### WRITTEN TASK A
Gather each line in the records that contains the word "plot".

### GIVEN PASSAGE
[Begin]

Canadian Criminal Sentencing/Available Sentences/Restitution

General Principles edit

Sections 738 to 741.2 deal with Restitution to victim of crime.

Restitution is intended to rehabilitate the offender by making him immediately responsible for the loss of the victim. It also gives the victim a speedy means of getting money back.[1]

Restitution can be ordered to require the offender to pay a sum of money to compensate a party for a proven loss. Restitution is ordered as either a term of a probation order or else as a stand alone restitution order.[2] A stand alone restitution order has no time limit for repayment and may be registered as a civil judgement[3] which in turn could be used to garnish wages and seize property.

Whether to grant restitution is considered as part of the "totality" of the punishment.[4] Typically, the offender should have some ability to pay the amount, either at sentencing or in the future.[5] The court must take into consideration the offender's ability to pay.[6] However, where the offence is particularly egregious, such as a breach of trust, a restitution order may be made even where there does not appear to be any likelihood of repayment.[7]

Objectives and factors for the discretionary ordering restitution are as follows:[8]:

  1. An order for compensation should be made with restraint and caution;[9]
  2. The concept of compensation is essential to the sentencing process:
    1. it emphasizes the sanction imposed upon the offender;
    2. it makes the accused responsible for making restitution to the victim;
    3. it prevents the accused from profiting from crime; and
    4. it provides a convenient, rapid and inexpensive means of recovery for the victim;
  3. A sentencing judge should consider;
    1. the purpose of the aggrieved person in invoking s. 725(1);
    2. whether civil proceedings have been initiated and are being pursued; and
    3. the means of the offender.

[End]

### INPUT
[Begin]

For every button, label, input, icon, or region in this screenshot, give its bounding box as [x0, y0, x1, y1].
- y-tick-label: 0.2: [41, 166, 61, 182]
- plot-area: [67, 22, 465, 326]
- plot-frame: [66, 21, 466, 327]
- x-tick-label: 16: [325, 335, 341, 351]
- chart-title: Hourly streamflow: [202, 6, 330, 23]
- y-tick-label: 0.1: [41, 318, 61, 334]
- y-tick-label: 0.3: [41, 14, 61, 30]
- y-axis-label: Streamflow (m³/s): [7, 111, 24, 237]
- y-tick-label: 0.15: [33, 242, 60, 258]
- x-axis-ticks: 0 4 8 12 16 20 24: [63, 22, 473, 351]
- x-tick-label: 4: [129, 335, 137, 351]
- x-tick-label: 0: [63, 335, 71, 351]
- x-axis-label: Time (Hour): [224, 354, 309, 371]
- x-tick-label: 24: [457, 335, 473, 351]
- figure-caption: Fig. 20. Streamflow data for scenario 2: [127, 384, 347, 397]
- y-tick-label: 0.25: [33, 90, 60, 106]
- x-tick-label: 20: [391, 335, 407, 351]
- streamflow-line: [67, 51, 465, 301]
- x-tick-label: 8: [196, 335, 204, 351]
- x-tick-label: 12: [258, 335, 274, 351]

[End]

### WRITTEN TASK B
Carry on the passage on restitution in Canadian criminal sentencing from the point where it ends.

### RIGHT ANSWER A
- plot-area: [67, 22, 465, 326]
- plot-frame: [66, 21, 466, 327]

### RIGHT ANSWER B
  4. A compensation order should not be used as a substitute for civil proceedings. Parliament did not intend that compensation orders would displace the civil remedies necessary to ensure full compensation to victims.
  5. It should not be ordered when the amount is unclear.[10]
  6. A compensation order is not the appropriate mechanism to unravel involved commercial transactions;
  7. A compensation order should not be granted when it would require the criminal court to interpret written documents to determine the amount of money sought through the order. The loss should be capable of ready calculation.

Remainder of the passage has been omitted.